What is being asked >>
Repeat the material below exactly, line for line.

(Stored data)
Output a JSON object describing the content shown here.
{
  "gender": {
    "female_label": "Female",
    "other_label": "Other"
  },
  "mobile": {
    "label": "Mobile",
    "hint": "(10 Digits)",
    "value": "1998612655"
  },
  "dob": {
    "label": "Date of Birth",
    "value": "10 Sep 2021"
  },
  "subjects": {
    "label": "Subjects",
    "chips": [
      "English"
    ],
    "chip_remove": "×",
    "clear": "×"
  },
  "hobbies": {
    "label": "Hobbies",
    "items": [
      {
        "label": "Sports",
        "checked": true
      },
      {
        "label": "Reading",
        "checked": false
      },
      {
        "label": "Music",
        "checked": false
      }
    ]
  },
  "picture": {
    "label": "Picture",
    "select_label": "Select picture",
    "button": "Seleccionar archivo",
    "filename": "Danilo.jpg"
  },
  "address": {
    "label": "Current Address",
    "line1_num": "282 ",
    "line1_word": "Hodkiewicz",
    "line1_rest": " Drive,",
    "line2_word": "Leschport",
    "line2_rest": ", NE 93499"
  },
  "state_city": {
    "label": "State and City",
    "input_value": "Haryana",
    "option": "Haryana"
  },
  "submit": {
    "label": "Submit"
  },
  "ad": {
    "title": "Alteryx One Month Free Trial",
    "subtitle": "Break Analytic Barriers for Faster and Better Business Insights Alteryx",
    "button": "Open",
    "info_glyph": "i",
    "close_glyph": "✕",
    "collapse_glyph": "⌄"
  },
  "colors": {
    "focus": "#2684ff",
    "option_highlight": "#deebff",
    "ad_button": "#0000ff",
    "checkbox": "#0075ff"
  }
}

Final result >>
Output a JSON object describing the content shown here.
{
  "gender": {
    "female_label": "Female",
    "other_label": "Other"
  },
  "mobile": {
    "label": "Mobile",
    "hint": "(10 Digits)",
    "value": "1998612655"
  },
  "dob": {
    "label": "Date of Birth",
    "value": "10 Sep 2021"
  },
  "subjects": {
    "label": "Subjects",
    "chips": [
      "English"
    ],
    "chip_remove": "×",
    "clear": "×"
  },
  "hobbies": {
    "label": "Hobbies",
    "items": [
      {
        "label": "Sports",
        "checked": true
      },
      {
        "label": "Reading",
        "checked": false
      },
      {
        "label": "Music",
        "checked": false
      }
    ]
  },
  "picture": {
    "label": "Picture",
    "select_label": "Select picture",
    "button": "Seleccionar archivo",
    "filename": "Danilo.jpg"
  },
  "address": {
    "label": "Current Address",
    "line1_num": "282 ",
    "line1_word": "Hodkiewicz",
    "line1_rest": " Drive,",
    "line2_word": "Leschport",
    "line2_rest": ", NE 93499"
  },
  "state_city": {
    "label": "State and City",
    "input_value": "Haryana",
    "option": "Haryana"
  },
  "submit": {
    "label": "Submit"
  },
  "ad": {
    "title": "Alteryx One Month Free Trial",
    "subtitle": "Break Analytic Barriers for Faster and Better Business Insights Alteryx",
    "button": "Open",
    "info_glyph": "i",
    "close_glyph": "✕",
    "collapse_glyph": "⌄"
  },
  "colors": {
    "focus": "#2684ff",
    "option_highlight": "#deebff",
    "ad_button": "#0000ff",
    "checkbox": "#0075ff"
  }
}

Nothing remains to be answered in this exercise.